SET EXERCISE A:
Please convert every line of the Image part listings records into a Markdown table with the columns Row and Line, skipping blank lines and leaving out the pictures.

***** READING TEXT

First, let's identify the individual displacements:
- 3 km east: +3 km in x-direction
- 4 km north: +4 km in y-direction
- 1 km west: -1 km in x-direction

Net displacement in x-direction: 3 km - 1 km = 2 km east

Net displacement in y-direction: 4 km north

Using the [Pythagorean theorem](/ap-physics-1-revised/key-terms/pythagorean-theorem "fv-autolink") to find the magnitude of the displacement:
$$|\Delta \vec{r}| = \sqrt{(2 \text{ km})^2 + (4 \text{ km})^2} = \sqrt{4 \text{ km}^2 + 16 \text{ km}^2} = \sqrt{20 \text{ km}^2} = 4.47 \text{ km}$$

The direction can be found using trigonometry:
$$\theta = \tan^{-1}(\frac{4 \text{ km}}{2 \text{ km}}) = \tan^{-1}(2) = 63.4° \text{ north of east}$$

Therefore, the displacement is 4.47 km at 63.4° north of east.

**********
***** TASK INPUT

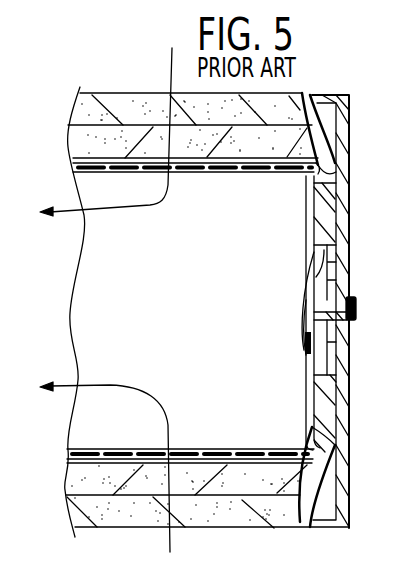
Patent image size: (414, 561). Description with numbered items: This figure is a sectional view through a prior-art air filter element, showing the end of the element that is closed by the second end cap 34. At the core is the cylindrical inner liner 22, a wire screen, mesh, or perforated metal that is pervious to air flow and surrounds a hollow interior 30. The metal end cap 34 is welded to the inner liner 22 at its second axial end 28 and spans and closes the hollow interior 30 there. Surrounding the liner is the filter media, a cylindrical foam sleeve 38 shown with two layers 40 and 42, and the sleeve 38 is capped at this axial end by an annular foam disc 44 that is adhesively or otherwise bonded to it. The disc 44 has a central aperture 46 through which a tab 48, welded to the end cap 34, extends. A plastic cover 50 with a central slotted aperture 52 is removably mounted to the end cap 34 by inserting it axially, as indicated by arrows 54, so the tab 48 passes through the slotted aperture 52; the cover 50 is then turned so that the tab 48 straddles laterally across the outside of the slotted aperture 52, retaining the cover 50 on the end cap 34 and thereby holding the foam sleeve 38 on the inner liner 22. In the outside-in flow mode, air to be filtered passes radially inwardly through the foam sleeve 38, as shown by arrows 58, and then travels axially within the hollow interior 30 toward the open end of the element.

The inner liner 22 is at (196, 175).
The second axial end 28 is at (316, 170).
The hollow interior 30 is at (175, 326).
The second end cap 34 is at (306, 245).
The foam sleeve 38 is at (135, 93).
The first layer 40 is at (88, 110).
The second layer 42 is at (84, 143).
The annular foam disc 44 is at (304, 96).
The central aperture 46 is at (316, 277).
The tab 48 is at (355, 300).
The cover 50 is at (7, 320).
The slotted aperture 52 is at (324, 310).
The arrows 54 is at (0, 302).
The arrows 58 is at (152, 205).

**********

SET EXERCISE B:
In the displacement calculation, repeat the passage from "Net displacement in x-direction: 3" to "north of east.", substituting "from east toward north" for "north of east".

EXERCISE ANSWER A:
| Row | Line |
|---|---|
| 1 | Patent image size: (414, 561). Description with numbered items: This figure is a sectional view through a prior-art air filter element, showing the end of the element that is closed by the second end cap 34. At the core is the cylindrical inner liner 22, a wire screen, mesh, or perforated metal that is pervious to air flow and surrounds a hollow interior 30. The metal end cap 34 is welded to the inner liner 22 at its second axial end 28 and spans and closes the hollow interior 30 there. Surrounding the liner is the filter media, a cylindrical foam sleeve 38 shown with two layers 40 and 42, and the sleeve 38 is capped at this axial end by an annular foam disc 44 that is adhesively or otherwise bonded to it. The disc 44 has a central aperture 46 through which a tab 48, welded to the end cap 34, extends. A plastic cover 50 with a central slotted aperture 52 is removably mounted to the end cap 34 by inserting it axially, as indicated by arrows 54, so the tab 48 passes through the slotted aperture 52; the cover 50 is then turned so that the tab 48 straddles laterally across the outside of the slotted aperture 52, retaining the cover 50 on the end cap 34 and thereby holding the foam sleeve 38 on the inner liner 22. In the outside-in flow mode, air to be filtered passes radially inwardly through the foam sleeve 38, as shown by arrows 58, and then travels axially within the hollow interior 30 toward the open end of the element. |
| 2 | The inner liner 22 is at (196, 175). |
| 3 | The second axial end 28 is at (316, 170). |
| 4 | The hollow interior 30 is at (175, 326). |
| 5 | The second end cap 34 is at (306, 245). |
| 6 | The foam sleeve 38 is at (135, 93). |
| 7 | The first layer 40 is at (88, 110). |
| 8 | The second layer 42 is at (84, 143). |
| 9 | The annular foam disc 44 is at (304, 96). |
| 10 | The central aperture 46 is at (316, 277). |
| 11 | The tab 48 is at (355, 300). |
| 12 | The cover 50 is at (7, 320). |
| 13 | The slotted aperture 52 is at (324, 310). |
| 14 | The arrows 54 is at (0, 302). |
| 15 | The arrows 58 is at (152, 205). |

EXERCISE ANSWER B:
Net displacement in x-direction: 3 km - 1 km = 2 km east

Net displacement in y-direction: 4 km north

Using the [Pythagorean theorem](/ap-physics-1-revised/key-terms/pythagorean-theorem "fv-autolink") to find the magnitude of the displacement:
$$|\Delta \vec{r}| = \sqrt{(2 \text{ km})^2 + (4 \text{ km})^2} = \sqrt{4 \text{ km}^2 + 16 \text{ km}^2} = \sqrt{20 \text{ km}^2} = 4.47 \text{ km}$$

The direction can be found using trigonometry:
$$\theta = \tan^{-1}(\frac{4 \text{ km}}{2 \text{ km}}) = \tan^{-1}(2) = 63.4° \text{ from east toward north}$$

Therefore, the displacement is 4.47 km at 63.4° from east toward north.